Omit all pictures and give the records below again exactly as written.

* [STORED RECORDS]:
□ □ □ □ □

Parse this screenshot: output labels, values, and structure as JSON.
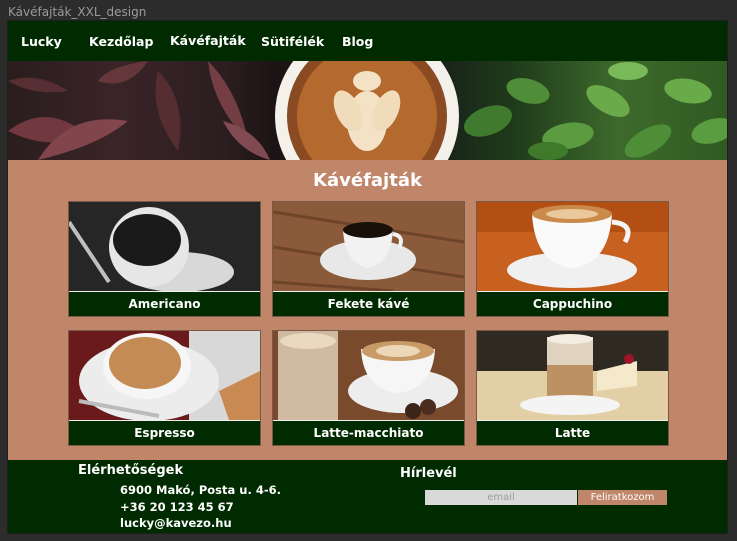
{
  "window": {
    "title": "Kávéfajták_XXL_design"
  },
  "nav": {
    "brand": "Lucky",
    "items": [
      "Kezdőlap",
      "Kávéfajták",
      "Sütifélék",
      "Blog"
    ]
  },
  "main": {
    "title": "Kávéfajták",
    "cards": [
      {
        "label": "Americano"
      },
      {
        "label": "Fekete kávé"
      },
      {
        "label": "Cappuchino"
      },
      {
        "label": "Espresso"
      },
      {
        "label": "Latte-macchiato"
      },
      {
        "label": "Latte"
      }
    ]
  },
  "footer": {
    "contact_title": "Elérhetőségek",
    "address": "6900 Makó, Posta u. 4-6.",
    "phone": "+36 20 123 45 67",
    "email": "lucky@kavezo.hu",
    "newsletter_title": "Hírlevél",
    "email_placeholder": "email",
    "subscribe_label": "Feliratkozom"
  },
  "colors": {
    "nav_bg": "#002b00",
    "body_bg": "#c0866a",
    "caption_bg": "#002b00",
    "button_bg": "#c0866a"
  }
}
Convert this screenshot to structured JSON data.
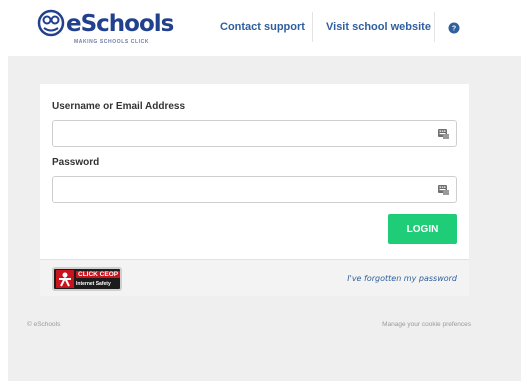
{
  "header": {
    "logo_text": "eSchools",
    "logo_tagline": "MAKING SCHOOLS CLICK",
    "nav": {
      "contact_support": "Contact support",
      "visit_school_website": "Visit school website"
    },
    "help_icon": "help-circle-icon"
  },
  "login_form": {
    "username_label": "Username or Email Address",
    "username_value": "",
    "password_label": "Password",
    "password_value": "",
    "field_icon": "virtual-keyboard-icon",
    "login_button": "LOGIN"
  },
  "card_footer": {
    "ceop_line1": "CLICK CEOP",
    "ceop_line2": "Internet Safety",
    "forgot_password": "I've forgotten my password"
  },
  "page_footer": {
    "copyright": "© eSchools",
    "cookie_link": "Manage your cookie prefences"
  },
  "colors": {
    "brand_blue": "#21418e",
    "link_blue": "#2f5f9e",
    "login_green": "#1fcc77",
    "page_grey": "#efefef",
    "ceop_red": "#c9141d"
  }
}
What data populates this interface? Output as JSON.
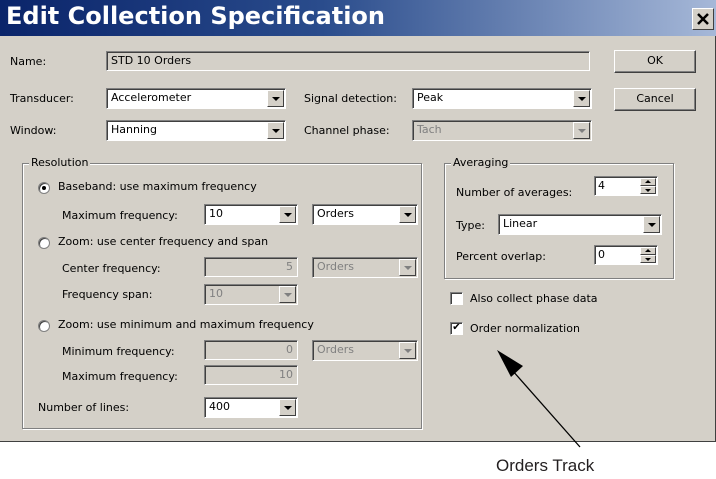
{
  "window": {
    "title": "Edit Collection Specification",
    "close_glyph": "✕"
  },
  "buttons": {
    "ok": "OK",
    "cancel": "Cancel"
  },
  "name": {
    "label": "Name:",
    "value": "STD 10 Orders"
  },
  "transducer": {
    "label": "Transducer:",
    "value": "Accelerometer"
  },
  "window_fn": {
    "label": "Window:",
    "value": "Hanning"
  },
  "signal_detection": {
    "label": "Signal detection:",
    "value": "Peak"
  },
  "channel_phase": {
    "label": "Channel phase:",
    "value": "Tach"
  },
  "resolution": {
    "title": "Resolution",
    "baseband": {
      "label": "Baseband: use maximum frequency",
      "selected": true,
      "max_freq_label": "Maximum frequency:",
      "max_freq_value": "10",
      "max_freq_unit": "Orders"
    },
    "zoom_center": {
      "label": "Zoom: use center frequency and span",
      "selected": false,
      "center_label": "Center frequency:",
      "center_value": "5",
      "center_unit": "Orders",
      "span_label": "Frequency span:",
      "span_value": "10"
    },
    "zoom_minmax": {
      "label": "Zoom: use minimum and maximum frequency",
      "selected": false,
      "min_label": "Minimum frequency:",
      "min_value": "0",
      "min_unit": "Orders",
      "max_label": "Maximum frequency:",
      "max_value": "10"
    },
    "lines": {
      "label": "Number of lines:",
      "value": "400"
    }
  },
  "averaging": {
    "title": "Averaging",
    "count": {
      "label": "Number of averages:",
      "value": "4"
    },
    "type": {
      "label": "Type:",
      "value": "Linear"
    },
    "overlap": {
      "label": "Percent overlap:",
      "value": "0"
    }
  },
  "options": {
    "phase": {
      "label": "Also collect phase data",
      "checked": false
    },
    "order_norm": {
      "label": "Order normalization",
      "checked": true,
      "mark": "✔"
    }
  },
  "annotation": {
    "text": "Orders Track"
  }
}
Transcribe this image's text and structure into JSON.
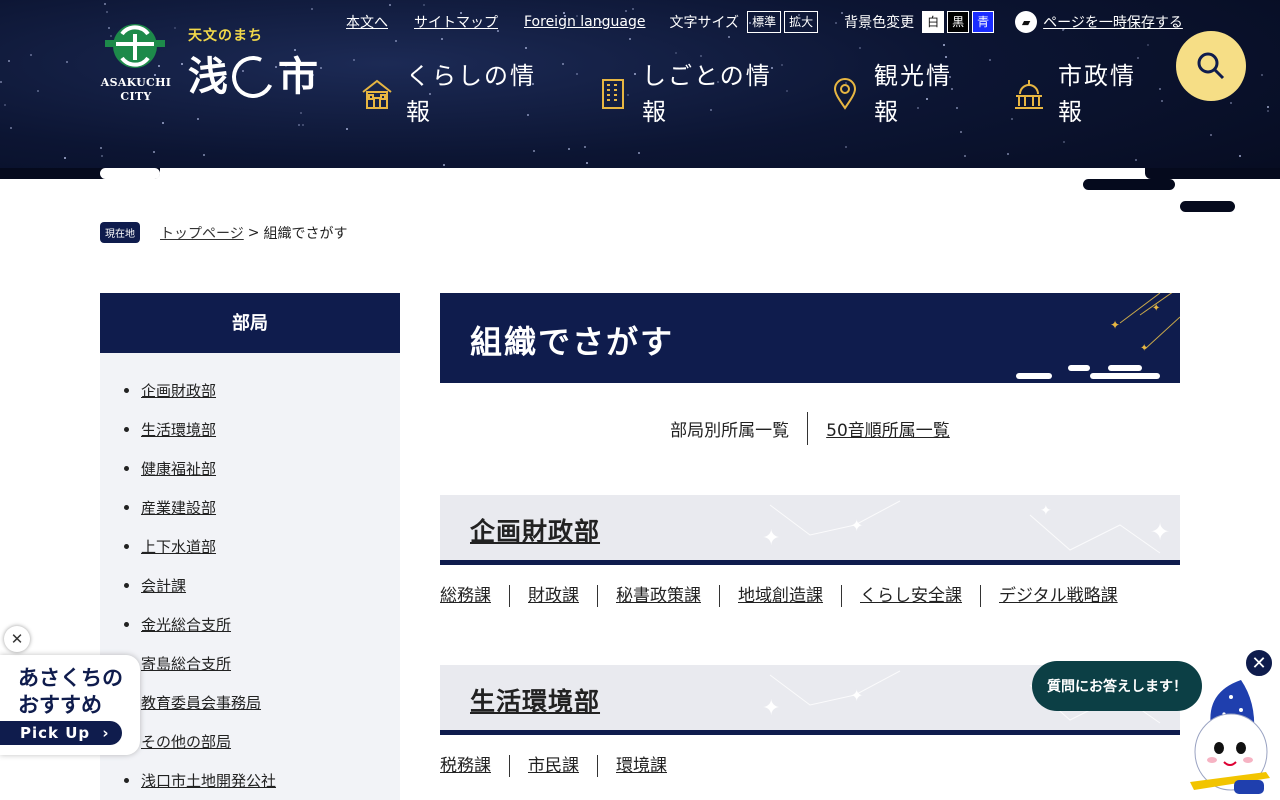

□ □ □ □ □

* [WRITTEN SOLUTION]:
Parse this screenshot: output labels, values, and structure as JSON.
{
  "window": {
    "title": "Kávéfajták_XXL_design"
  },
  "nav": {
    "brand": "Lucky",
    "items": [
      "Kezdőlap",
      "Kávéfajták",
      "Sütifélék",
      "Blog"
    ]
  },
  "main": {
    "title": "Kávéfajták",
    "cards": [
      {
        "label": "Americano"
      },
      {
        "label": "Fekete kávé"
      },
      {
        "label": "Cappuchino"
      },
      {
        "label": "Espresso"
      },
      {
        "label": "Latte-macchiato"
      },
      {
        "label": "Latte"
      }
    ]
  },
  "footer": {
    "contact_title": "Elérhetőségek",
    "address": "6900 Makó, Posta u. 4-6.",
    "phone": "+36 20 123 45 67",
    "email": "lucky@kavezo.hu",
    "newsletter_title": "Hírlevél",
    "email_placeholder": "email",
    "subscribe_label": "Feliratkozom"
  },
  "colors": {
    "nav_bg": "#002b00",
    "body_bg": "#c0866a",
    "caption_bg": "#002b00",
    "button_bg": "#c0866a"
  }
}
Convert this screenshot to structured JSON data.
{
  "header": {
    "logo_text": "eSchools",
    "logo_tagline": "MAKING SCHOOLS CLICK",
    "nav": {
      "contact_support": "Contact support",
      "visit_school_website": "Visit school website"
    },
    "help_icon": "help-circle-icon"
  },
  "login_form": {
    "username_label": "Username or Email Address",
    "username_value": "",
    "password_label": "Password",
    "password_value": "",
    "field_icon": "virtual-keyboard-icon",
    "login_button": "LOGIN"
  },
  "card_footer": {
    "ceop_line1": "CLICK CEOP",
    "ceop_line2": "Internet Safety",
    "forgot_password": "I've forgotten my password"
  },
  "page_footer": {
    "copyright": "© eSchools",
    "cookie_link": "Manage your cookie prefences"
  },
  "colors": {
    "brand_blue": "#21418e",
    "link_blue": "#2f5f9e",
    "login_green": "#1fcc77",
    "page_grey": "#efefef",
    "ceop_red": "#c9141d"
  }
}
What data populates this interface? Output as JSON.
{
  "window": {
    "title": "Edit Collection Specification",
    "close_glyph": "✕"
  },
  "buttons": {
    "ok": "OK",
    "cancel": "Cancel"
  },
  "name": {
    "label": "Name:",
    "value": "STD 10 Orders"
  },
  "transducer": {
    "label": "Transducer:",
    "value": "Accelerometer"
  },
  "window_fn": {
    "label": "Window:",
    "value": "Hanning"
  },
  "signal_detection": {
    "label": "Signal detection:",
    "value": "Peak"
  },
  "channel_phase": {
    "label": "Channel phase:",
    "value": "Tach"
  },
  "resolution": {
    "title": "Resolution",
    "baseband": {
      "label": "Baseband: use maximum frequency",
      "selected": true,
      "max_freq_label": "Maximum frequency:",
      "max_freq_value": "10",
      "max_freq_unit": "Orders"
    },
    "zoom_center": {
      "label": "Zoom: use center frequency and span",
      "selected": false,
      "center_label": "Center frequency:",
      "center_value": "5",
      "center_unit": "Orders",
      "span_label": "Frequency span:",
      "span_value": "10"
    },
    "zoom_minmax": {
      "label": "Zoom: use minimum and maximum frequency",
      "selected": false,
      "min_label": "Minimum frequency:",
      "min_value": "0",
      "min_unit": "Orders",
      "max_label": "Maximum frequency:",
      "max_value": "10"
    },
    "lines": {
      "label": "Number of lines:",
      "value": "400"
    }
  },
  "averaging": {
    "title": "Averaging",
    "count": {
      "label": "Number of averages:",
      "value": "4"
    },
    "type": {
      "label": "Type:",
      "value": "Linear"
    },
    "overlap": {
      "label": "Percent overlap:",
      "value": "0"
    }
  },
  "options": {
    "phase": {
      "label": "Also collect phase data",
      "checked": false
    },
    "order_norm": {
      "label": "Order normalization",
      "checked": true,
      "mark": "✔"
    }
  },
  "annotation": {
    "text": "Orders Track"
  }
}
Transcribe this image's text and structure into JSON.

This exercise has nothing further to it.